→ Task requirements: Look through the data below. Pick out the lines holding the string "Κέρκυρα".

→ Extracted entries:
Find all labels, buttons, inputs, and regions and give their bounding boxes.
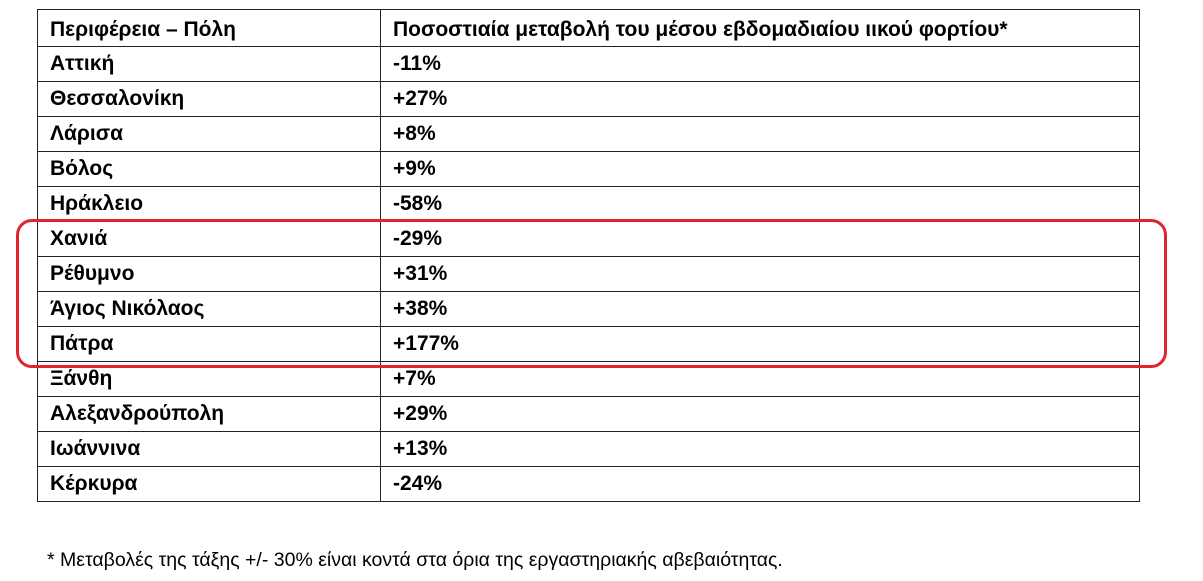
city-cell: Θεσσαλονίκη (37, 81, 381, 117)
change-cell: +29% (380, 396, 1140, 432)
table-row: Ιωάννινα +13% (37, 431, 1140, 467)
table-row: Αττική -11% (37, 46, 1140, 82)
table-row: Λάρισα +8% (37, 116, 1140, 152)
header-percent-change: Ποσοστιαία μεταβολή του μέσου εβδομαδιαί… (380, 9, 1140, 47)
viral-load-table: Περιφέρεια – Πόλη Ποσοστιαία μεταβολή το… (37, 9, 1140, 502)
change-cell: +27% (380, 81, 1140, 117)
city-cell: Λάρισα (37, 116, 381, 152)
city-cell: Ρέθυμνο (37, 256, 381, 292)
table-row: Άγιος Νικόλαος +38% (37, 291, 1140, 327)
table-row: Θεσσαλονίκη +27% (37, 81, 1140, 117)
table-row: Χανιά -29% (37, 221, 1140, 257)
table-row: Ξάνθη +7% (37, 361, 1140, 397)
change-cell: -11% (380, 46, 1140, 82)
table-row: Ρέθυμνο +31% (37, 256, 1140, 292)
city-cell: Κέρκυρα (37, 466, 381, 502)
table-row: Ηράκλειο -58% (37, 186, 1140, 222)
city-cell: Άγιος Νικόλαος (37, 291, 381, 327)
change-cell: +8% (380, 116, 1140, 152)
table-row: Αλεξανδρούπολη +29% (37, 396, 1140, 432)
city-cell: Χανιά (37, 221, 381, 257)
footnote: * Μεταβολές της τάξης +/- 30% είναι κοντ… (47, 549, 783, 571)
table-header-row: Περιφέρεια – Πόλη Ποσοστιαία μεταβολή το… (37, 9, 1140, 47)
change-cell: -24% (380, 466, 1140, 502)
change-cell: +31% (380, 256, 1140, 292)
city-cell: Βόλος (37, 151, 381, 187)
city-cell: Αλεξανδρούπολη (37, 396, 381, 432)
table-row: Βόλος +9% (37, 151, 1140, 187)
table-row: Κέρκυρα -24% (37, 466, 1140, 502)
change-cell: +9% (380, 151, 1140, 187)
city-cell: Ηράκλειο (37, 186, 381, 222)
city-cell: Πάτρα (37, 326, 381, 362)
data-table-container: Περιφέρεια – Πόλη Ποσοστιαία μεταβολή το… (37, 9, 1140, 502)
change-cell: -29% (380, 221, 1140, 257)
table-row: Πάτρα +177% (37, 326, 1140, 362)
city-cell: Αττική (37, 46, 381, 82)
city-cell: Ιωάννινα (37, 431, 381, 467)
city-cell: Ξάνθη (37, 361, 381, 397)
change-cell: -58% (380, 186, 1140, 222)
header-region-city: Περιφέρεια – Πόλη (37, 9, 381, 47)
change-cell: +13% (380, 431, 1140, 467)
change-cell: +177% (380, 326, 1140, 362)
change-cell: +7% (380, 361, 1140, 397)
change-cell: +38% (380, 291, 1140, 327)
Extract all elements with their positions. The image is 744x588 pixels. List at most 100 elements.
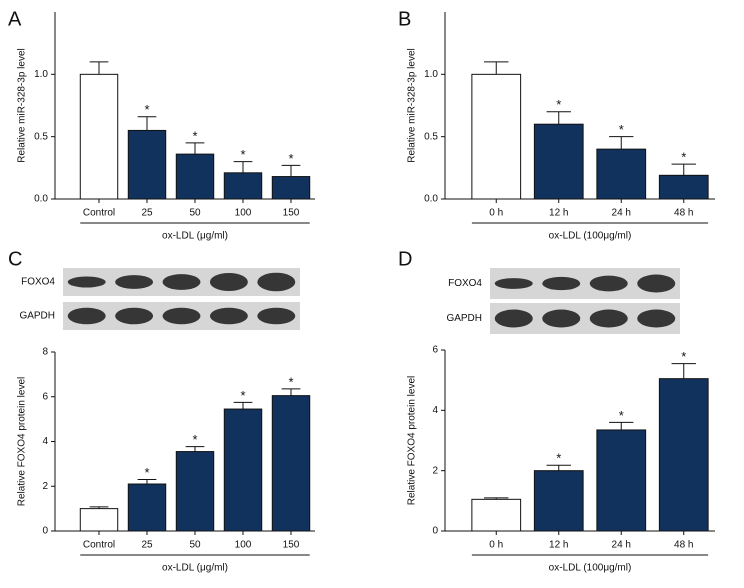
blot-label: GAPDH <box>446 313 482 324</box>
blot-label: GAPDH <box>19 311 55 322</box>
significance: * <box>681 349 686 364</box>
bar <box>471 498 522 532</box>
x-tick-label: 24 h <box>612 208 631 219</box>
x-tick-label: 0 h <box>489 208 503 219</box>
bar <box>471 73 522 200</box>
y-tick-label: 6 <box>432 345 438 356</box>
significance: * <box>619 122 624 137</box>
y-tick-label: 0.5 <box>34 131 48 142</box>
panel-letter: B <box>398 8 411 30</box>
panel-letter: D <box>398 248 412 270</box>
significance: * <box>144 465 149 480</box>
y-tick-label: 1.0 <box>34 69 48 80</box>
y-tick-label: 8 <box>42 347 48 358</box>
x-tick-label: 100 <box>235 208 252 219</box>
bar <box>223 172 263 200</box>
x-tick-label: 12 h <box>549 540 568 551</box>
significance: * <box>288 151 293 166</box>
blot-band <box>67 307 106 325</box>
bar <box>175 451 215 532</box>
blot-label: FOXO4 <box>21 277 55 288</box>
blot-band <box>637 274 676 293</box>
x-tick-label: 48 h <box>674 540 693 551</box>
y-tick-label: 4 <box>42 436 48 447</box>
blot-band <box>257 307 296 325</box>
y-axis-label: Relative FOXO4 protein level <box>17 377 28 507</box>
x-tick-label: 25 <box>141 208 153 219</box>
x-tick-label: 100 <box>235 540 252 551</box>
y-axis-label: Relative miR-328-3p level <box>407 48 418 163</box>
blot-band <box>209 307 248 325</box>
blot-band <box>637 309 676 328</box>
y-tick-label: 1.0 <box>424 69 438 80</box>
significance: * <box>619 408 624 423</box>
significance: * <box>240 388 245 403</box>
bar <box>658 174 709 200</box>
y-tick-label: 6 <box>42 391 48 402</box>
bar <box>271 395 311 532</box>
blot-band <box>209 273 248 291</box>
y-tick-label: 0.5 <box>424 131 438 142</box>
significance: * <box>192 432 197 447</box>
y-tick-label: 4 <box>432 405 438 416</box>
bar <box>596 148 647 200</box>
x-tick-label: 12 h <box>549 208 568 219</box>
y-axis-label: Relative FOXO4 protein level <box>407 376 418 506</box>
x-tick-label: 150 <box>283 208 300 219</box>
significance: * <box>192 128 197 143</box>
y-tick-label: 0.0 <box>34 194 48 205</box>
group-label: ox-LDL (100μg/ml) <box>549 563 632 574</box>
bar <box>79 508 119 532</box>
blot-band <box>494 278 533 289</box>
y-tick-label: 0 <box>432 526 438 537</box>
bar <box>223 408 263 532</box>
blot-band <box>162 307 201 325</box>
blot-band <box>115 307 154 325</box>
x-tick-label: Control <box>83 208 115 219</box>
group-label: ox-LDL (μg/ml) <box>162 231 228 242</box>
significance: * <box>240 147 245 162</box>
blot-band <box>494 309 533 328</box>
bar <box>127 129 167 200</box>
y-axis-label: Relative miR-328-3p level <box>17 48 28 163</box>
y-tick-label: 2 <box>42 481 48 492</box>
x-tick-label: 50 <box>189 208 201 219</box>
significance: * <box>556 97 561 112</box>
significance: * <box>288 374 293 389</box>
x-tick-label: Control <box>83 540 115 551</box>
blot-band <box>162 274 201 290</box>
bar <box>533 470 584 532</box>
bar <box>596 429 647 532</box>
bar <box>127 483 167 532</box>
blot-band <box>257 272 296 292</box>
panel-letter: A <box>8 8 22 30</box>
bar <box>175 153 215 200</box>
y-tick-label: 0.0 <box>424 194 438 205</box>
x-tick-label: 24 h <box>612 540 631 551</box>
bar <box>271 176 311 200</box>
blot-band <box>115 275 154 289</box>
panel-letter: C <box>8 248 22 270</box>
blot-band <box>67 276 106 288</box>
x-tick-label: 50 <box>189 540 201 551</box>
significance: * <box>556 451 561 466</box>
x-tick-label: 25 <box>141 540 153 551</box>
bar <box>533 123 584 200</box>
y-tick-label: 0 <box>42 526 48 537</box>
significance: * <box>681 150 686 165</box>
significance: * <box>144 102 149 117</box>
group-label: ox-LDL (100μg/ml) <box>549 231 632 242</box>
bar <box>79 73 119 200</box>
x-tick-label: 48 h <box>674 208 693 219</box>
x-tick-label: 150 <box>283 540 300 551</box>
blot-band <box>589 309 628 328</box>
blot-band <box>589 275 628 292</box>
y-tick-label: 2 <box>432 465 438 476</box>
blot-band <box>542 276 581 291</box>
bar <box>658 378 709 532</box>
x-tick-label: 0 h <box>489 540 503 551</box>
blot-label: FOXO4 <box>448 278 482 289</box>
blot-band <box>542 309 581 328</box>
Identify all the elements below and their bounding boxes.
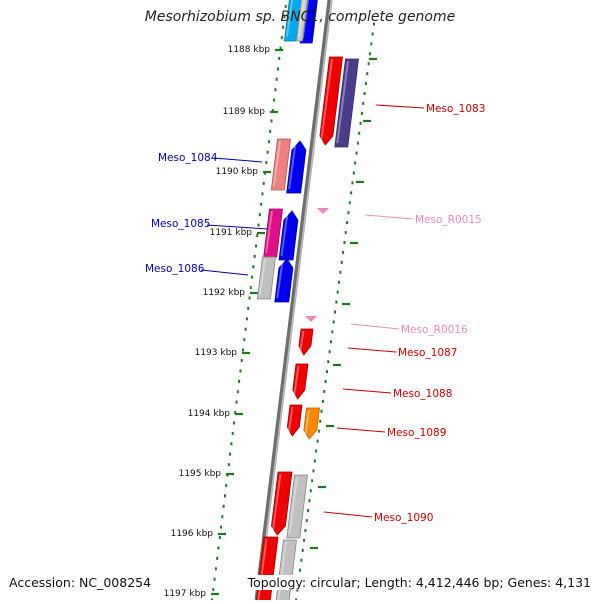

→ Output:
city-cell: Κέρκυρα (37, 466, 381, 502)
table-row: Κέρκυρα -24% (37, 466, 1140, 502)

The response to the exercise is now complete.